*EXERCISE INSTRUCTIONS:* Below are the records. Count the lines containing the string "Вероятность", and reply with the number alone.

*PROVIDED DATA:*
◆ ◆ ◆

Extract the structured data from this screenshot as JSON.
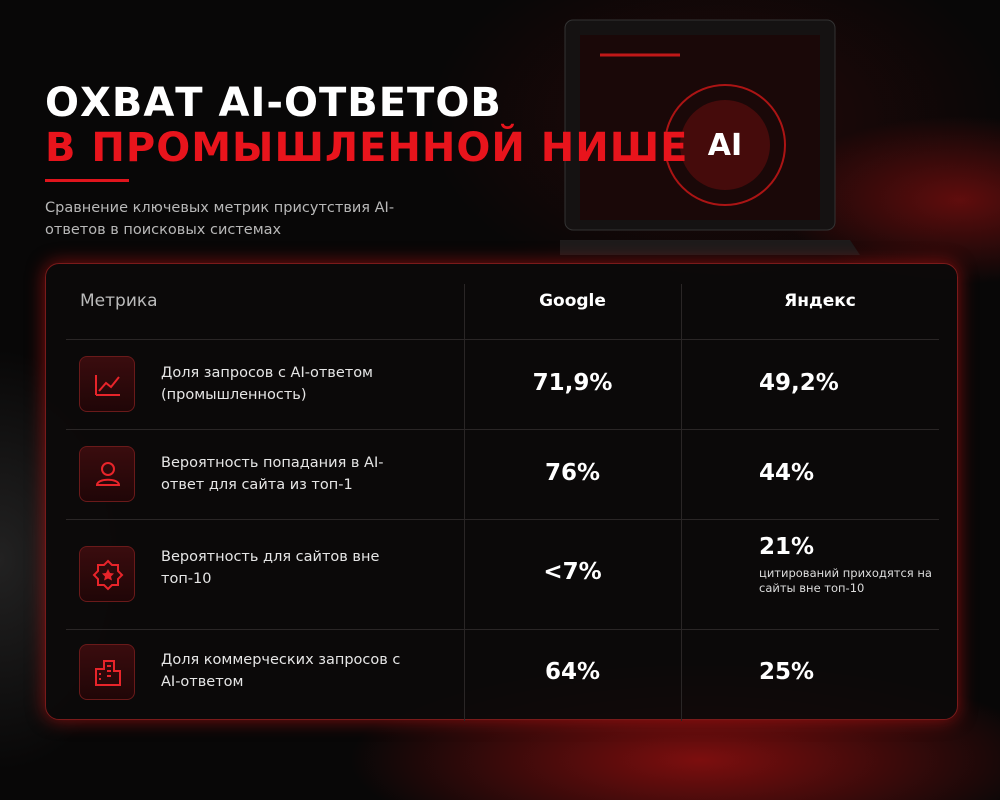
{
  "header": {
    "title_line1": "ОХВАТ AI-ОТВЕТОВ",
    "title_line2": "В ПРОМЫШЛЕННОЙ НИШЕ",
    "subtitle": "Сравнение ключевых метрик присутствия AI-ответов в поисковых системах"
  },
  "table": {
    "headers": [
      "Метрика",
      "Google",
      "Яндекс"
    ],
    "rows": [
      {
        "metric": "Доля запросов с AI-ответом (промышленность)",
        "google": "71,9%",
        "yandex": "49,2%"
      },
      {
        "metric": "Вероятность попадания в AI-ответ для сайта из топ-1",
        "google": "76%",
        "yandex": "44%"
      },
      {
        "metric": "Вероятность для сайтов вне топ-10",
        "google": "<7%",
        "yandex": "21%",
        "yandex_note": "цитирований приходятся на сайты вне топ-10"
      },
      {
        "metric": "Доля коммерческих запросов с AI-ответом",
        "google": "64%",
        "yandex": "25%"
      }
    ]
  },
  "screen": {
    "label": "AI"
  }
}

◆ ◆ ◆

*COMPLETE ANSWER:* 2